What is asked: Copy, from the entries below, each line in which the string "Verts" appears.

##########

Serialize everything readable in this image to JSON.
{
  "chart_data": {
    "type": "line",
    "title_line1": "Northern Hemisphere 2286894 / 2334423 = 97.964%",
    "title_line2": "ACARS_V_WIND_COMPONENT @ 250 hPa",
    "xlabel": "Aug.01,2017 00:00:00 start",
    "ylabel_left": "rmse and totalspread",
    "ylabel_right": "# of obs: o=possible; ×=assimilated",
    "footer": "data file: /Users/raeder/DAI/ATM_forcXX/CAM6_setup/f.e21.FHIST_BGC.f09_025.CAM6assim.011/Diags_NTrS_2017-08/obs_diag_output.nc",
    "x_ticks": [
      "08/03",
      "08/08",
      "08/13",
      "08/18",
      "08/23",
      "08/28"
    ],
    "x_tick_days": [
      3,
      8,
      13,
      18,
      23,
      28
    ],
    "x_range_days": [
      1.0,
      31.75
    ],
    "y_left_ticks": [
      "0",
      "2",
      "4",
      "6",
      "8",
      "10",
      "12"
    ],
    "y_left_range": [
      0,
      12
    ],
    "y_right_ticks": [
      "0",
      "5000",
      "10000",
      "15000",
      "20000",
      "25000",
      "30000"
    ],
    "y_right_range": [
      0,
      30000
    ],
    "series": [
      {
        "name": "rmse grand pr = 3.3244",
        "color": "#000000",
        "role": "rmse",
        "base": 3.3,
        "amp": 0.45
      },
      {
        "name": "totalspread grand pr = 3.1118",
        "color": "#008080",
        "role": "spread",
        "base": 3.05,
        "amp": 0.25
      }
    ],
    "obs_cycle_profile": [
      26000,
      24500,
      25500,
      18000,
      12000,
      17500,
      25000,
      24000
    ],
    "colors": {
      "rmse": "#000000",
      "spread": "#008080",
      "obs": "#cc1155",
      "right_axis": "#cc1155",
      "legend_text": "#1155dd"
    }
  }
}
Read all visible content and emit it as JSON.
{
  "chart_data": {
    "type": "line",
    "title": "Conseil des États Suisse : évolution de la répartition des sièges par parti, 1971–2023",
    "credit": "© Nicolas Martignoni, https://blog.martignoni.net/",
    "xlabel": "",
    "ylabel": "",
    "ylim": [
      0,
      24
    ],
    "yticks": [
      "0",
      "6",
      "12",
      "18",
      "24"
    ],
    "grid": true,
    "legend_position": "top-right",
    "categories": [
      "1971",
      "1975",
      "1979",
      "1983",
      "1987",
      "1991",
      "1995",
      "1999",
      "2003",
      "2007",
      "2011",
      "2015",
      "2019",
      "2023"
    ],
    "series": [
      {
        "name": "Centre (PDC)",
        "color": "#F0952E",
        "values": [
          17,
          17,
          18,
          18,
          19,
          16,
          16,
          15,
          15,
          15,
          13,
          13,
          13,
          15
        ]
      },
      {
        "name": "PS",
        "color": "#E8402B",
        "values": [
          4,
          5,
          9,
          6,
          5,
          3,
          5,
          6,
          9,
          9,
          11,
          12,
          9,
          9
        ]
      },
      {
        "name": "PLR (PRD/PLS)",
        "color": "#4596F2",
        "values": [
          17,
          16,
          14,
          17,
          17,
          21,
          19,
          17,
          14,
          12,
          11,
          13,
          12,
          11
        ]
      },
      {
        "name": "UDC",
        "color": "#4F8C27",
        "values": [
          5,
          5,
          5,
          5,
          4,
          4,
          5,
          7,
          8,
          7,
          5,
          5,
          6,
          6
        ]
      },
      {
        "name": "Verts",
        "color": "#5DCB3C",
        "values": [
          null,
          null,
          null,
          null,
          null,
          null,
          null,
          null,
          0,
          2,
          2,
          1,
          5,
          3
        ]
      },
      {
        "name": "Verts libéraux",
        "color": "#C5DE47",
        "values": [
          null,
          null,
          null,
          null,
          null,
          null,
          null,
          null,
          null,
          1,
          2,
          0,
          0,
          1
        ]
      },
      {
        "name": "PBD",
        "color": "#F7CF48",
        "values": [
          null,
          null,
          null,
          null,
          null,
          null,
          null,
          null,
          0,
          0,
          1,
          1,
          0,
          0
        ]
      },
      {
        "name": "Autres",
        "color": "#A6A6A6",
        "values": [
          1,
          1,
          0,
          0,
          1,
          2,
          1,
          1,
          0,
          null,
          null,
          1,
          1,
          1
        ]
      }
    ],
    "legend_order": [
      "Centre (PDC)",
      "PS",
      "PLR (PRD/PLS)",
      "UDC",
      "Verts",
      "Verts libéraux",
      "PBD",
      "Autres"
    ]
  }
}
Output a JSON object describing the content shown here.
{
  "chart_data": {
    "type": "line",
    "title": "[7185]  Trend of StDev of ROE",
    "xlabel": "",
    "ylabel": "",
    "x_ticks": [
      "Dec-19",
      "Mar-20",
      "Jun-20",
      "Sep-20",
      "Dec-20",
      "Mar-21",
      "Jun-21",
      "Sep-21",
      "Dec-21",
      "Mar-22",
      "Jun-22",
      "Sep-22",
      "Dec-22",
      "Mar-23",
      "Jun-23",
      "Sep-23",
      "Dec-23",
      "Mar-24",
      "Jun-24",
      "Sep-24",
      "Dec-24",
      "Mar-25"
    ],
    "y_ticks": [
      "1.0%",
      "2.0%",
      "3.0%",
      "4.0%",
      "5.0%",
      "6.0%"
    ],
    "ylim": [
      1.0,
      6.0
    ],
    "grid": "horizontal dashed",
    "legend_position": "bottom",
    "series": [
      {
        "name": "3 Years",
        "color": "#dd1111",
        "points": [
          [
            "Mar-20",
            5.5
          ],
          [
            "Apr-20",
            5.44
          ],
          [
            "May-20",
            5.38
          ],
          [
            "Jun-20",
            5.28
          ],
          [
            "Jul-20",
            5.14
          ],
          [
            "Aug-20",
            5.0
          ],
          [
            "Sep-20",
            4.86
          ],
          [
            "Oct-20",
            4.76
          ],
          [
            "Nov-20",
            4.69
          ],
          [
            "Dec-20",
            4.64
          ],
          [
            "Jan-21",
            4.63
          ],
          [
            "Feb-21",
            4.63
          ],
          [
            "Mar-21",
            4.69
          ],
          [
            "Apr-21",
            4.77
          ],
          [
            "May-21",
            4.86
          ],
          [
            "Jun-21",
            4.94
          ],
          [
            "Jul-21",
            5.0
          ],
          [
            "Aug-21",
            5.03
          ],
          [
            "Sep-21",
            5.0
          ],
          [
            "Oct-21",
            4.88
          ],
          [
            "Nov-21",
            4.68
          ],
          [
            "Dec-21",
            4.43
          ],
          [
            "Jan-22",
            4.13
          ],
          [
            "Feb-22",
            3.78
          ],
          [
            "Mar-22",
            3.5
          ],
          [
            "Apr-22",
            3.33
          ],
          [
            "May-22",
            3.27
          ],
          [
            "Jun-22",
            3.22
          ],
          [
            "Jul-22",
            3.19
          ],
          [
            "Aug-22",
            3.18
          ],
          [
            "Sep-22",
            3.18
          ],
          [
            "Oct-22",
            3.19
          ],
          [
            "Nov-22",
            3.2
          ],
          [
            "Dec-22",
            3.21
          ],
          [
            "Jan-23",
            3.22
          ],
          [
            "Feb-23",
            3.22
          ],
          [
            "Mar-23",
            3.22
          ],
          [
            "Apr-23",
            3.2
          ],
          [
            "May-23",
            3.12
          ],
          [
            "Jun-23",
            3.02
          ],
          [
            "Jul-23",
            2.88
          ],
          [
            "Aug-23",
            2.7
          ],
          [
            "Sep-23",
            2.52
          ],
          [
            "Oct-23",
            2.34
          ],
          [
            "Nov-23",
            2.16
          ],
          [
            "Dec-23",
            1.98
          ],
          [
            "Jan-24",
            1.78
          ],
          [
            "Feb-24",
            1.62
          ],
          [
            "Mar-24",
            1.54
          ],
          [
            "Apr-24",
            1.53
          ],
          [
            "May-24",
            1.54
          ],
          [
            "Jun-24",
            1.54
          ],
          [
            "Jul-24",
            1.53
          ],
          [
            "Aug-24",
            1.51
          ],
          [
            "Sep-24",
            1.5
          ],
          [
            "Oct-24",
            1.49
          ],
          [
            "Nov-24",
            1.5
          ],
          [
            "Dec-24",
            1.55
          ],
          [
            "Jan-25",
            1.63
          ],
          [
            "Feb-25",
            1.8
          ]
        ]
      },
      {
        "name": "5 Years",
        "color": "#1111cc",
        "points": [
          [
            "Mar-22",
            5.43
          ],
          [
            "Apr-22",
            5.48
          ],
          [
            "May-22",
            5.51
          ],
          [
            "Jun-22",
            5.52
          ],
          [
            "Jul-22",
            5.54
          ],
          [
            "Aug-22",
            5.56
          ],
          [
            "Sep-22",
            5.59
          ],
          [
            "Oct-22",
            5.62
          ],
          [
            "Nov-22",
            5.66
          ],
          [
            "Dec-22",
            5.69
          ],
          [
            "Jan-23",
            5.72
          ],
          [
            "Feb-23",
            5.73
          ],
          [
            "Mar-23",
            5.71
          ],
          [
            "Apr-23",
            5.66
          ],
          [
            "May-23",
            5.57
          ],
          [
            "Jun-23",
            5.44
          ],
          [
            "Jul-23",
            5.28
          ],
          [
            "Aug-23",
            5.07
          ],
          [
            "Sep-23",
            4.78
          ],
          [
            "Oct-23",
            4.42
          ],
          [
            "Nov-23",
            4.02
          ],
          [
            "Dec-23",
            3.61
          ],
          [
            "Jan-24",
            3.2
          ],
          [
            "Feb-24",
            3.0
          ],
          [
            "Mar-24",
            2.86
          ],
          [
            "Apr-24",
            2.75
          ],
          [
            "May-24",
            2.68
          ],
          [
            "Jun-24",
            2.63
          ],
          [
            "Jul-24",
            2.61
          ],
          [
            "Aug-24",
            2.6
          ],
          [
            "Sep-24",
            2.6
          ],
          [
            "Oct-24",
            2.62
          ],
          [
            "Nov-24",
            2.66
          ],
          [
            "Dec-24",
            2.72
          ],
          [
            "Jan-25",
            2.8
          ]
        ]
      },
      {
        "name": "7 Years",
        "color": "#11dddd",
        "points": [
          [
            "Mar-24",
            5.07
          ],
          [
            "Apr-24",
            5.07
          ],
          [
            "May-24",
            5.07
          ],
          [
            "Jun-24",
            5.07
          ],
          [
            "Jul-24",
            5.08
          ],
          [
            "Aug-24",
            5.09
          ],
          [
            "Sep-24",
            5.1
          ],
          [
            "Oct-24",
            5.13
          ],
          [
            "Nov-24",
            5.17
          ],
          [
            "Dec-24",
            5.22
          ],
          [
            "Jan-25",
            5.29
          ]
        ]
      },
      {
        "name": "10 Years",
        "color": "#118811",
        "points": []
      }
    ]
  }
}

##########

The completed task:
        "name": "Verts",
        "name": "Verts libéraux",
      "Verts",
      "Verts libéraux",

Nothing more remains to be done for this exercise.